### [PAGE EXCERPT]
Europeans do, at the French prime minister Raffarin has said, want a “dialogue among equals” in the transatlantic relationship, and they also want “common goals for the world” to constitute the basis for cooperation[xci]. This will not be easy. The EU is about a new world order comparable to a spiders web. A network of mutual obligations to block unilateralism of the strong is the goal. The European peace project is governed by a few fundamental principles: 1) The political is above the military; 2) Negotiation and compromise is the very foundation of international relations; 3) No state should be above or apart from international law. When the new American imperialists prefer a hierarchical pyramid instead of a spiders web characterized by interdependence they not only strangle dialogue. They also promote a world order in fundamental conflict with European historical experience, present goals and the very identity of the European Union. Peaceful coexistence is to be hoped for but not very likely.

A viable transatlantic community

The eminent British military historian Michael Howard in a foreword to the Bobbitt study warns that mankind could be facing a tragedy without precedent in its history if the new Market States fail to cooperate and slide into confrontation. But realist theory, although in common use by politicians and strategists alike, is not necessarily a sound reflection on today’s realities. Conventional wisdom might be wrong if we live in a qualitatively new era of world politics. Few could have predicted that the ideological bent of a few top officials would steer the United States off a course followed for decades, against the better advice of its traditional foreign policy elite. And just projecting theories based on historical patterns of inter-state rivalry on to the relationship between Europe and the United States is a bit lazy. Europe is, for beginners, not a state, hardly even a well defined geographic entity, but much more, as Raffarin wrote, “a state of mind”. It is possible that Condoleezza Rice is right when she claims that old arguments from academic disciplines “obscure reality” because the worlds great centers of power are united by common interests, common dangers and – increasingly – common values[xcii]. And it is very possible the Bush administration too has obscured that reality. Neither the US nor Europe can afford divorce. Economic integration is so far advanced that the price of confrontation will be prohibitive. Cooperation and respect for international law do benefit all. And Americans and Europeans do have important values in  common.

### [GOALS]
1 - In the transatlantic relations excerpt, why does the author call it "a bit lazy" to apply theories of inter-state rivalry to relations between Europe and the United States? Answer in one to three sentences.
2 - According to the transatlantic relations excerpt, who wrote the foreword to the Bobbitt study?
3 - Continue the transatlantic relations excerpt with a further paragraph that starts right after its final sentence.

### [DATA EXTRACT]
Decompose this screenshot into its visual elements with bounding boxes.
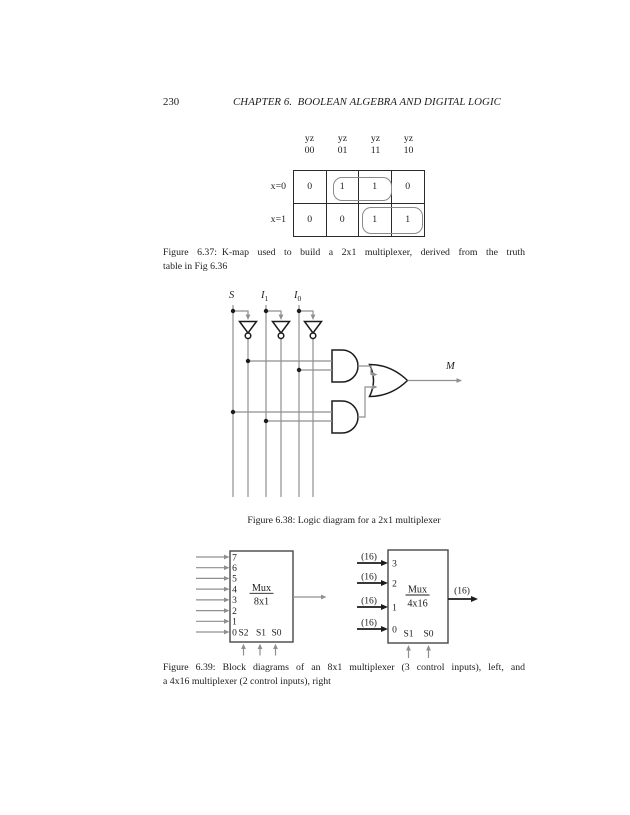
arrowhead-down-icon	[246, 315, 251, 321]
junction-dot	[264, 419, 268, 423]
mux8-title: Mux	[251, 582, 272, 594]
arrowhead-right-icon	[224, 598, 230, 603]
kmap-group-row0	[333, 177, 392, 201]
arrowhead-right-icon	[457, 378, 463, 383]
caption-line: table in Fig 6.36	[163, 260, 228, 272]
arrowhead-up-icon	[426, 645, 431, 651]
kmap-cell-r0c0: 0	[294, 171, 327, 204]
label-base: I	[261, 290, 265, 301]
kmap-col-header-01	[326, 133, 359, 156]
kmap-cell-r1c2: 1	[359, 204, 392, 237]
mux416-bus-label: (16)	[361, 572, 377, 583]
kmap-group-row1	[362, 207, 423, 234]
mux416-size: 4x16	[407, 598, 428, 610]
caption-line: Figure 6.37: K-map used to build a 2x1 multiplexer, derived from the truth	[163, 247, 525, 258]
kmap-col-value: 01	[337, 144, 348, 156]
page-number: 230	[163, 96, 180, 108]
mux8-size: 8x1	[253, 596, 270, 608]
mux8-input-label: 1	[232, 617, 237, 628]
figure-6-39-caption	[163, 661, 525, 689]
mux416-input-label: 2	[392, 579, 397, 590]
kmap-row-label-x1: x=1	[270, 214, 286, 225]
wire-and2-to-or	[358, 387, 373, 417]
arrowhead-right-icon	[381, 604, 388, 610]
kmap-cell-r0c1: 1	[327, 171, 360, 204]
arrowhead-right-icon	[381, 560, 388, 566]
arrowhead-down-icon	[311, 315, 316, 321]
running-head: CHAPTER 6. BOOLEAN ALGEBRA AND DIGITAL LOGIC	[233, 96, 501, 108]
not-bubble-icon	[310, 333, 316, 339]
and-gate-bottom	[332, 401, 358, 433]
junction-dot	[297, 309, 301, 313]
arrowhead-right-icon	[224, 587, 230, 592]
junction-dot	[231, 309, 235, 313]
kmap-cell-r1c3: 1	[405, 214, 411, 226]
label-base: I	[294, 290, 298, 301]
figure-6-37-caption	[163, 246, 525, 274]
kmap-col-header-10	[392, 133, 425, 156]
kmap-col-value: 00	[304, 144, 315, 156]
wire-s-to-inverter	[233, 311, 248, 315]
arrowhead-right-icon	[471, 596, 478, 602]
mux416-control-label: S1	[403, 629, 414, 640]
arrowhead-up-icon	[241, 644, 246, 649]
junction-dot	[264, 309, 268, 313]
not-gate-i0	[305, 322, 322, 334]
kmap-col-header-00	[293, 133, 326, 156]
mux8-input-label: 2	[232, 606, 237, 617]
kmap-col-var: yz	[370, 133, 381, 144]
arrowhead-up-icon	[273, 644, 278, 649]
kmap-col-var: yz	[403, 133, 414, 144]
mux416-input-label: 0	[392, 625, 397, 636]
kmap-col-header-11	[359, 133, 392, 156]
mux416-input-label: 3	[392, 559, 397, 570]
kmap-col-var: yz	[304, 133, 315, 144]
junction-dot	[246, 359, 250, 363]
label-base: S	[229, 290, 235, 301]
arrowhead-up-icon	[258, 644, 263, 649]
logic-diagram-svg	[210, 286, 465, 500]
kmap-cell-r1c1: 0	[327, 204, 360, 237]
caption-line: Figure 6.39: Block diagrams of an 8x1 multiplexer (3 control inputs), left, and	[163, 662, 525, 673]
label-sub: 0	[297, 294, 302, 304]
block-diagrams-svg	[190, 545, 490, 663]
arrowhead-right-icon	[224, 576, 230, 581]
arrowhead-right-icon	[321, 595, 327, 600]
mux8-input-label: 7	[232, 553, 237, 564]
kmap-cell-r0c3: 0	[392, 171, 425, 204]
mux416-box	[388, 550, 448, 643]
mux8-input-label: 5	[232, 574, 237, 585]
kmap-col-value: 11	[370, 144, 381, 156]
junction-dot	[231, 410, 235, 414]
mux416-bus-label: (16)	[361, 552, 377, 563]
kmap-cell-r1c0: 0	[294, 204, 327, 237]
arrowhead-right-icon	[224, 608, 230, 613]
mux416-output-bus-label: (16)	[454, 586, 470, 597]
arrowhead-right-icon	[381, 626, 388, 632]
label-sub: 1	[264, 294, 269, 304]
arrowhead-right-icon	[224, 630, 230, 635]
and-gate-top	[332, 350, 358, 382]
mux416-input-label: 1	[392, 603, 397, 614]
mux8-input-label: 6	[232, 564, 237, 574]
mux416-title: Mux	[407, 584, 428, 596]
mux8-control-label: S0	[271, 628, 282, 639]
arrowhead-up-icon	[406, 645, 411, 651]
junction-dot	[297, 368, 301, 372]
not-gate-s	[240, 322, 257, 334]
arrowhead-right-icon	[224, 565, 230, 570]
arrowhead-right-icon	[381, 580, 388, 586]
label-base: M	[446, 361, 455, 372]
not-bubble-icon	[278, 333, 284, 339]
mux8-input-label: 0	[232, 628, 237, 639]
kmap-col-var: yz	[337, 133, 348, 144]
arrowhead-right-icon	[224, 619, 230, 624]
kmap-cell-r0c2: 1	[359, 171, 392, 204]
wire-i1-to-inverter	[266, 311, 281, 315]
figure-6-38-caption: Figure 6.38: Logic diagram for a 2x1 multiplexer	[247, 515, 441, 526]
kmap-row-label-x0: x=0	[270, 180, 286, 192]
mux8-input-label: 4	[232, 585, 237, 596]
kmap-col-value: 10	[403, 144, 414, 156]
not-gate-i1	[273, 322, 290, 334]
mux8-input-label: 3	[232, 596, 237, 607]
arrowhead-down-icon	[279, 315, 284, 321]
mux8-control-label: S2	[238, 628, 249, 639]
mux416-bus-label: (16)	[361, 618, 377, 629]
or-gate	[370, 365, 408, 397]
mux8-control-label: S1	[255, 628, 267, 639]
arrowhead-right-icon	[224, 555, 230, 560]
not-bubble-icon	[245, 333, 251, 339]
mux416-control-label: S0	[423, 629, 434, 640]
caption-line: a 4x16 multiplexer (2 control inputs), right	[163, 675, 331, 687]
mux416-bus-label: (16)	[361, 596, 377, 607]
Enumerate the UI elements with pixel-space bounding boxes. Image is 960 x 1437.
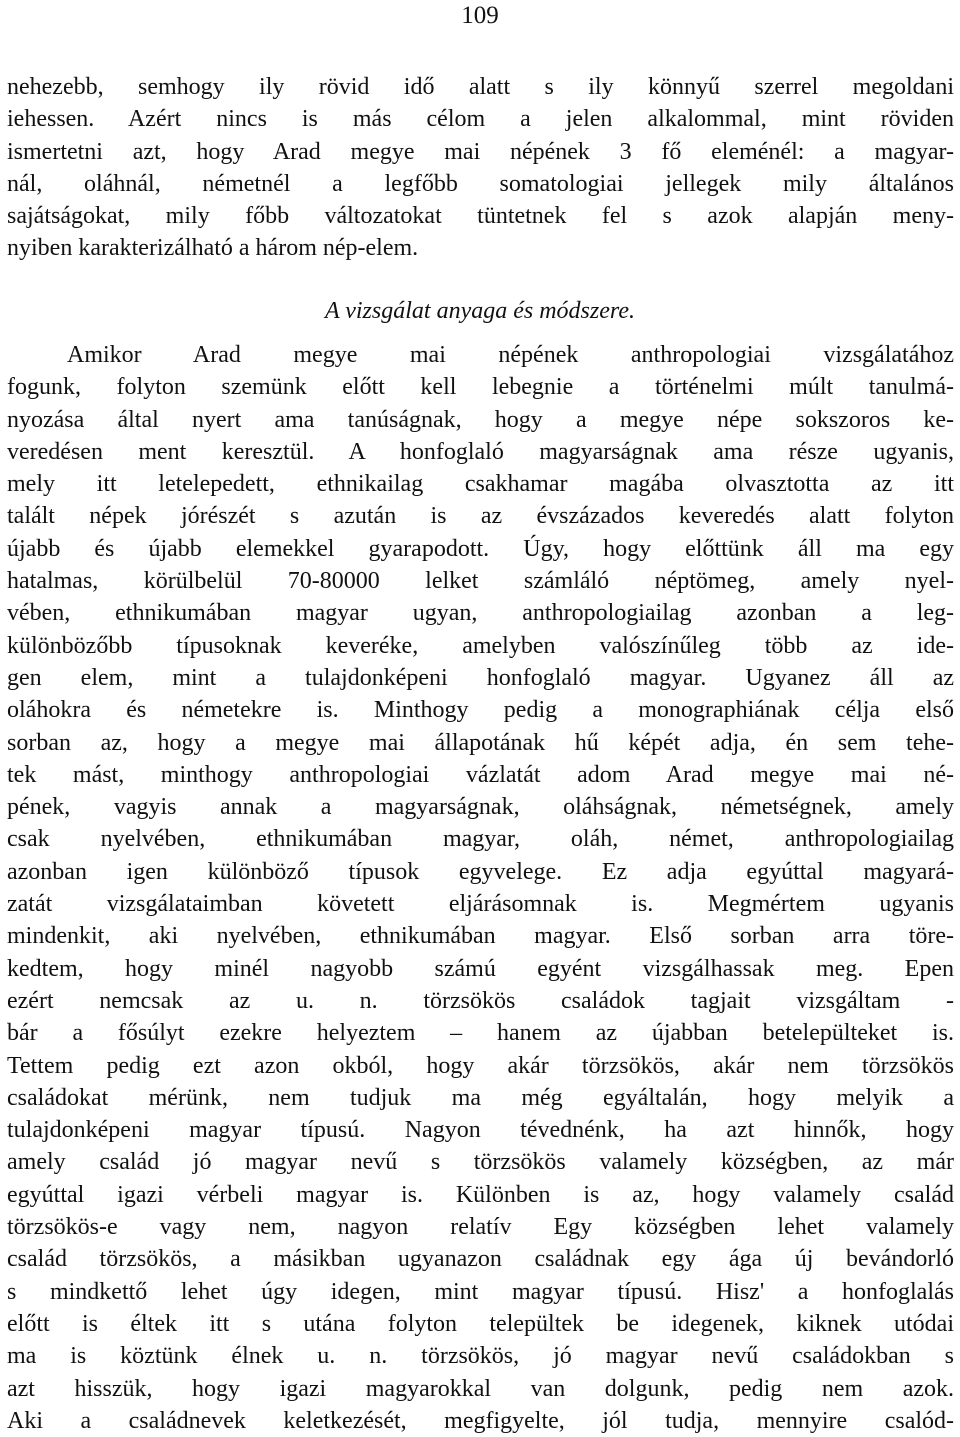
text-line: iehessen. Azért nincs is más célom a jelen alkalommal, mint röviden — [7, 106, 954, 133]
paragraph-method — [7, 339, 954, 1437]
text-line: nyiben karakterizálható a három nép-elem. — [7, 235, 419, 262]
text-line: Amikor Arad megye mai népének anthropologiai vizsgálatához — [67, 342, 954, 368]
text-line: azonban igen különböző típusok egyvelege. Ez adja egyúttal magyará- — [7, 858, 954, 885]
text-line: tulajdonképeni magyar típusú. Nagyon tévednénk, ha azt hinnők, hogy — [7, 1117, 954, 1144]
text-line: zatát vizsgálataimban követett eljárásomnak is. Megmértem ugyanis — [7, 891, 954, 918]
text-line: nehezebb, semhogy ily rövid idő alatt s ily könnyű szerrel megoldani — [7, 74, 954, 100]
text-line: amely család jó magyar nevű s törzsökös valamely községben, az már — [7, 1149, 954, 1176]
page-number: 109 — [461, 2, 499, 29]
text-line: tek mást, minthogy anthropologiai vázlatát adom Arad megye mai né- — [7, 761, 954, 788]
text-line: mindenkit, aki nyelvében, ethnikumában magyar. Első sorban arra töre- — [7, 923, 954, 950]
text-line: egyúttal igazi vérbeli magyar is. Különben is az, hogy valamely család — [7, 1181, 954, 1208]
text-line: bár a fősúlyt ezekre helyeztem – hanem az újabban betelepülteket is. — [7, 1020, 954, 1047]
text-line: törzsökös-e vagy nem, nagyon relatív Egy községben lehet valamely — [7, 1214, 954, 1241]
text-line: hatalmas, körülbelül 70-80000 lelket számláló néptömeg, amely nyel- — [7, 568, 954, 595]
text-line: sajátságokat, mily főbb változatokat tüntetnek fel s azok alapján meny- — [7, 203, 954, 230]
text-line: Aki a családnevek keletkezését, megfigyelte, jól tudja, mennyire csalód- — [7, 1407, 954, 1434]
text-line: nál, oláhnál, németnél a legfőbb somatologiai jellegek mily általános — [7, 170, 954, 197]
text-line: pének, vagyis annak a magyarságnak, oláhságnak, németségnek, amely — [7, 794, 954, 821]
text-line: talált népek jórészét s azután is az évszázados keveredés alatt folyton — [7, 503, 954, 530]
text-line: újabb és újabb elemekkel gyarapodott. Úgy, hogy előttünk áll ma egy — [7, 535, 954, 562]
text-line: mely itt letelepedett, ethnikailag csakhamar magába olvasztotta az itt — [7, 471, 954, 498]
paragraph-intro — [7, 71, 954, 265]
text-line: fogunk, folyton szemünk előtt kell lebegnie a történelmi múlt tanulmá- — [7, 374, 954, 401]
text-line: ismertetni azt, hogy Arad megye mai népének 3 fő eleménél: a magyar- — [7, 138, 954, 165]
text-line: előtt is éltek itt s utána folyton települtek be idegenek, kiknek utódai — [7, 1310, 954, 1337]
text-line: ma is köztünk élnek u. n. törzsökös, jó magyar nevű családokban s — [7, 1343, 954, 1370]
text-line: gen elem, mint a tulajdonképeni honfoglaló magyar. Ugyanez áll az — [7, 664, 954, 691]
text-line: kedtem, hogy minél nagyobb számú egyént vizsgálhassak meg. Epen — [7, 955, 954, 982]
text-line: családokat mérünk, nem tudjuk ma még egyáltalán, hogy melyik a — [7, 1084, 954, 1111]
text-line: s mindkettő lehet úgy idegen, mint magyar típusú. Hisz' a honfoglalás — [7, 1278, 954, 1305]
text-line: azt hisszük, hogy igazi magyarokkal van dolgunk, pedig nem azok. — [7, 1375, 954, 1402]
text-line: család törzsökös, a másikban ugyanazon családnak egy ága új bevándorló — [7, 1246, 954, 1273]
text-line: sorban az, hogy a megye mai állapotának hű képét adja, én sem tehe- — [7, 729, 954, 756]
text-line: ezért nemcsak az u. n. törzsökös családok tagjait vizsgáltam - — [7, 987, 954, 1014]
text-line: csak nyelvében, ethnikumában magyar, oláh, német, anthropologiailag — [7, 826, 954, 853]
text-line: nyozása által nyert ama tanúságnak, hogy a megye népe sokszoros ke- — [7, 406, 954, 433]
text-line: veredésen ment keresztül. A honfoglaló magyarságnak ama része ugyanis, — [7, 438, 954, 465]
text-line: különbözőbb típusoknak keveréke, amelyben valószínűleg több az ide- — [7, 632, 954, 659]
section-heading: A vizsgálat anyaga és módszere. — [325, 298, 635, 324]
text-line: oláhokra és németekre is. Minthogy pedig a monographiának célja első — [7, 697, 954, 724]
text-line: Tettem pedig ezt azon okból, hogy akár törzsökös, akár nem törzsökös — [7, 1052, 954, 1079]
text-line: vében, ethnikumában magyar ugyan, anthropologiailag azonban a leg- — [7, 600, 954, 627]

### [THE REPLIES]
1 - Those theories rest on historical patterns of rivalry between states, and Europe is not a state. It is hardly even a well-defined geographic entity and is more, in Raffarin's words, "a state of mind."

2 - Michael Howard, the British military historian, wrote it.

3 -
Transatlantic economic intercourse is much deeper and broader than at the times when divorce among interconnected states gave rise to realist theories. The end of the Cold war allegedly has weakened transatlantic ties but the 90’s actually strengthened economic integration. Far the greatest part of investments by American corporations abroad went to Europe and European corporations have invested greatly in the US. Business for American enterprises in Europe has been estimated at 333 billion dollar in the year 2000 and European firms in the US had a turn over of 301 billion – far more than the national product of most nations. In total these businesses provided jobs for 13 million people[xciii].

The main charge against the dreams of new  American imperialists is that the price of empire will be too high. The Bush administration has in fact tried a discount version of imperialism in sending too few soldiers and too little economic support to Iraq and Afghanistan. In both cases hybris – America can do everything on its own – has been succeeded by going begging at the doors of allies and the UN. And in the Abu Ghraib prison scandal a very high price was paid for having created an atmosphere of lawlessness by putting the US above international law. But even de facto admission of defeat in Iraq, although sobering for empire-builders,  will not make today’s challenges go away. Together the EU and the US can move the world but the Bush administration strategy, its empire building, and its ideological blinders, block this possibility.

The claim about common American and European values is more fragile. It is a fact, but tinged with banality, that a belief in freedom, democracy and market economy unites the Euro-Atlantic community and that we have common cultural roots. But right wing radicalism in the US have highlighted differences in the view of property, equality, social solidarity, public services and power politics[xciv]. An American commentator, Robert Kagan, had great success when he proclaimed: Americans are from Mars – and Europeans are from Venus. His portrayal was even greeted with, unintended, applause by left wing Europeans. But a more correct version of this War of the Worlds is that the Bush administration and its ideological backers are invaders from Mars. They have swept themselves in the American flag, but they are a crowd apart – both on Earth and in America.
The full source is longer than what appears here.